→ **MATERIAL PROVIDED**
- - -

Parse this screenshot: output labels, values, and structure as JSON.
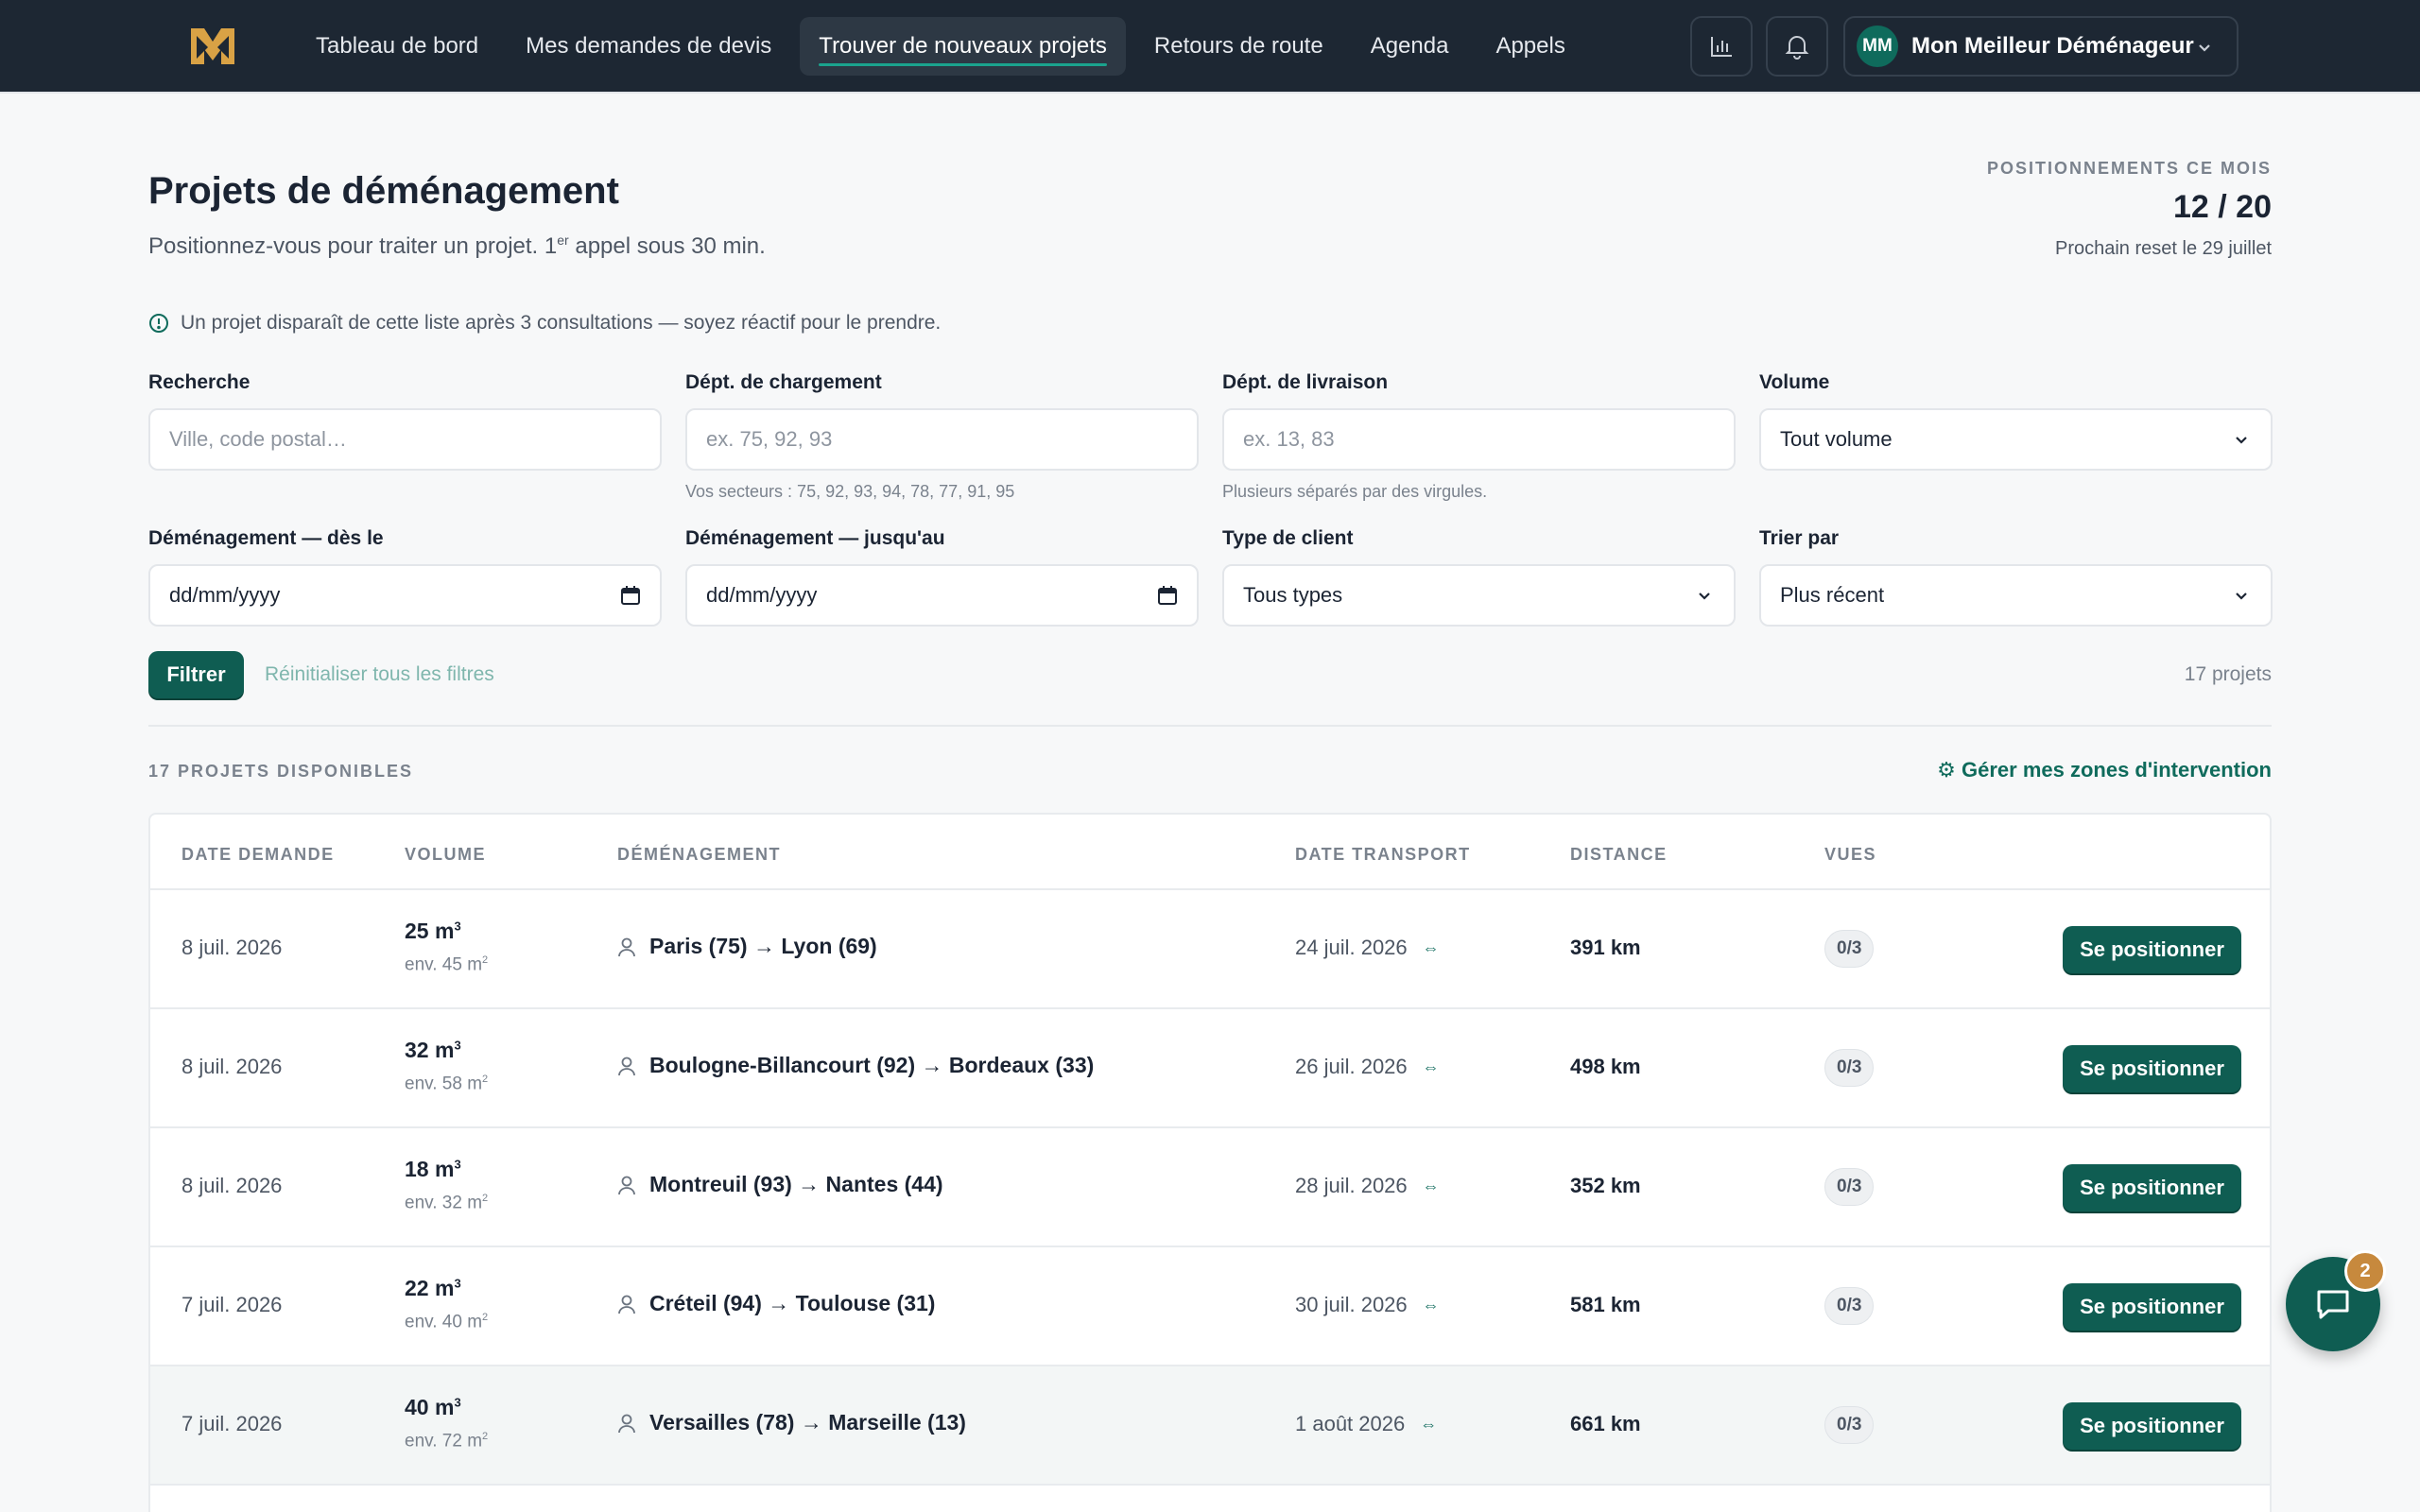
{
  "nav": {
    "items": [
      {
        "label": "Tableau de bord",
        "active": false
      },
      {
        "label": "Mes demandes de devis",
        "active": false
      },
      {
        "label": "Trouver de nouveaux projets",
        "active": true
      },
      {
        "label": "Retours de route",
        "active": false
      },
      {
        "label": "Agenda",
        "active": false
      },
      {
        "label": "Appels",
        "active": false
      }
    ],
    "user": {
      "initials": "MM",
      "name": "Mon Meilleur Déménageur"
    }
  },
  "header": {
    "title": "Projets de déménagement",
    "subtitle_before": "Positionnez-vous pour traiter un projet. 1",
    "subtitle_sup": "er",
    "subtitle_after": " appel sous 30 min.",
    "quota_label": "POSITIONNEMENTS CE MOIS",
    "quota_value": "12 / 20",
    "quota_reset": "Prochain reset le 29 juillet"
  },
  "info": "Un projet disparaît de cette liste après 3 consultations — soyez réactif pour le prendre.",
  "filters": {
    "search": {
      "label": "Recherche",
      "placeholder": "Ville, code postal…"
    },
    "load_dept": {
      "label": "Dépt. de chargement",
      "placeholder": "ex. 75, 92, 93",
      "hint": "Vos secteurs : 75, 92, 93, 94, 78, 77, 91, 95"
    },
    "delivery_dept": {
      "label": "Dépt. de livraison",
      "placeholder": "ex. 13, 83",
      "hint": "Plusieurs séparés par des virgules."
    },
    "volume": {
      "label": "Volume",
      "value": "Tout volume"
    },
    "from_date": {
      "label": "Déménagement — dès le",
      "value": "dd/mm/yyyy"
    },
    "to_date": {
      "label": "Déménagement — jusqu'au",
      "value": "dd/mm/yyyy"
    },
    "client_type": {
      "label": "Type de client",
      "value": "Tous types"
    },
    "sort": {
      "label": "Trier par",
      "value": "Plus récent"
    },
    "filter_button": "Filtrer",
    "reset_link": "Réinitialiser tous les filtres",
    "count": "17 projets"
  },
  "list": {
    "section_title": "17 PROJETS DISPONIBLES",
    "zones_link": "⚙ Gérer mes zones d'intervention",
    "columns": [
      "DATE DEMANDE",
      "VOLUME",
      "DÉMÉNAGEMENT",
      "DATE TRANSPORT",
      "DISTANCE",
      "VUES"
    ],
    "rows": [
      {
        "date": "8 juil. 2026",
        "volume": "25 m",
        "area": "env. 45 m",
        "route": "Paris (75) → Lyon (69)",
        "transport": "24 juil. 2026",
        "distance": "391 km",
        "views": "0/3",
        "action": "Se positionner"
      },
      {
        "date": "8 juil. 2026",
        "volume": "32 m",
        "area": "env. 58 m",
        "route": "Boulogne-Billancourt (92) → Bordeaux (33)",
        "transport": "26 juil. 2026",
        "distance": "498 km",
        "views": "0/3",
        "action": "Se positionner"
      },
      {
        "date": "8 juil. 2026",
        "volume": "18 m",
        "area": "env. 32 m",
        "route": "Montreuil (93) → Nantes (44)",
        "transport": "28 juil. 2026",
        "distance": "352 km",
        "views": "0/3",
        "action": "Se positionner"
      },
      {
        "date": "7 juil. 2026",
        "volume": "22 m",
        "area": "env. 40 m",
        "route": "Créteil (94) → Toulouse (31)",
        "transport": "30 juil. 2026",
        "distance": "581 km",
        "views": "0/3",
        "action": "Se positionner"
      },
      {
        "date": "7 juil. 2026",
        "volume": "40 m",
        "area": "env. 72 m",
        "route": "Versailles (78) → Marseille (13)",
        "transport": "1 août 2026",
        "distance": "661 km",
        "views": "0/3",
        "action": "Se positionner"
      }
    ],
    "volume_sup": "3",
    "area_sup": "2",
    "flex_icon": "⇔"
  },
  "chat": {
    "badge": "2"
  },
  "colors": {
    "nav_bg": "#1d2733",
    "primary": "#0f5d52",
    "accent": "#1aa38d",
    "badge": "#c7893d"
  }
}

- - -

→ **PROBLEM**
All the lines above are to be given again exactly as they read, with the pictures removed.

→ **RESPONSE BELOW**
Parse this screenshot: output labels, values, and structure as JSON.
{
  "nav": {
    "items": [
      {
        "label": "Tableau de bord",
        "active": false
      },
      {
        "label": "Mes demandes de devis",
        "active": false
      },
      {
        "label": "Trouver de nouveaux projets",
        "active": true
      },
      {
        "label": "Retours de route",
        "active": false
      },
      {
        "label": "Agenda",
        "active": false
      },
      {
        "label": "Appels",
        "active": false
      }
    ],
    "user": {
      "initials": "MM",
      "name": "Mon Meilleur Déménageur"
    }
  },
  "header": {
    "title": "Projets de déménagement",
    "subtitle_before": "Positionnez-vous pour traiter un projet. 1",
    "subtitle_sup": "er",
    "subtitle_after": " appel sous 30 min.",
    "quota_label": "POSITIONNEMENTS CE MOIS",
    "quota_value": "12 / 20",
    "quota_reset": "Prochain reset le 29 juillet"
  },
  "info": "Un projet disparaît de cette liste après 3 consultations — soyez réactif pour le prendre.",
  "filters": {
    "search": {
      "label": "Recherche",
      "placeholder": "Ville, code postal…"
    },
    "load_dept": {
      "label": "Dépt. de chargement",
      "placeholder": "ex. 75, 92, 93",
      "hint": "Vos secteurs : 75, 92, 93, 94, 78, 77, 91, 95"
    },
    "delivery_dept": {
      "label": "Dépt. de livraison",
      "placeholder": "ex. 13, 83",
      "hint": "Plusieurs séparés par des virgules."
    },
    "volume": {
      "label": "Volume",
      "value": "Tout volume"
    },
    "from_date": {
      "label": "Déménagement — dès le",
      "value": "dd/mm/yyyy"
    },
    "to_date": {
      "label": "Déménagement — jusqu'au",
      "value": "dd/mm/yyyy"
    },
    "client_type": {
      "label": "Type de client",
      "value": "Tous types"
    },
    "sort": {
      "label": "Trier par",
      "value": "Plus récent"
    },
    "filter_button": "Filtrer",
    "reset_link": "Réinitialiser tous les filtres",
    "count": "17 projets"
  },
  "list": {
    "section_title": "17 PROJETS DISPONIBLES",
    "zones_link": "⚙ Gérer mes zones d'intervention",
    "columns": [
      "DATE DEMANDE",
      "VOLUME",
      "DÉMÉNAGEMENT",
      "DATE TRANSPORT",
      "DISTANCE",
      "VUES"
    ],
    "rows": [
      {
        "date": "8 juil. 2026",
        "volume": "25 m",
        "area": "env. 45 m",
        "route": "Paris (75) → Lyon (69)",
        "transport": "24 juil. 2026",
        "distance": "391 km",
        "views": "0/3",
        "action": "Se positionner"
      },
      {
        "date": "8 juil. 2026",
        "volume": "32 m",
        "area": "env. 58 m",
        "route": "Boulogne-Billancourt (92) → Bordeaux (33)",
        "transport": "26 juil. 2026",
        "distance": "498 km",
        "views": "0/3",
        "action": "Se positionner"
      },
      {
        "date": "8 juil. 2026",
        "volume": "18 m",
        "area": "env. 32 m",
        "route": "Montreuil (93) → Nantes (44)",
        "transport": "28 juil. 2026",
        "distance": "352 km",
        "views": "0/3",
        "action": "Se positionner"
      },
      {
        "date": "7 juil. 2026",
        "volume": "22 m",
        "area": "env. 40 m",
        "route": "Créteil (94) → Toulouse (31)",
        "transport": "30 juil. 2026",
        "distance": "581 km",
        "views": "0/3",
        "action": "Se positionner"
      },
      {
        "date": "7 juil. 2026",
        "volume": "40 m",
        "area": "env. 72 m",
        "route": "Versailles (78) → Marseille (13)",
        "transport": "1 août 2026",
        "distance": "661 km",
        "views": "0/3",
        "action": "Se positionner"
      }
    ],
    "volume_sup": "3",
    "area_sup": "2",
    "flex_icon": "⇔"
  },
  "chat": {
    "badge": "2"
  },
  "colors": {
    "nav_bg": "#1d2733",
    "primary": "#0f5d52",
    "accent": "#1aa38d",
    "badge": "#c7893d"
  }
}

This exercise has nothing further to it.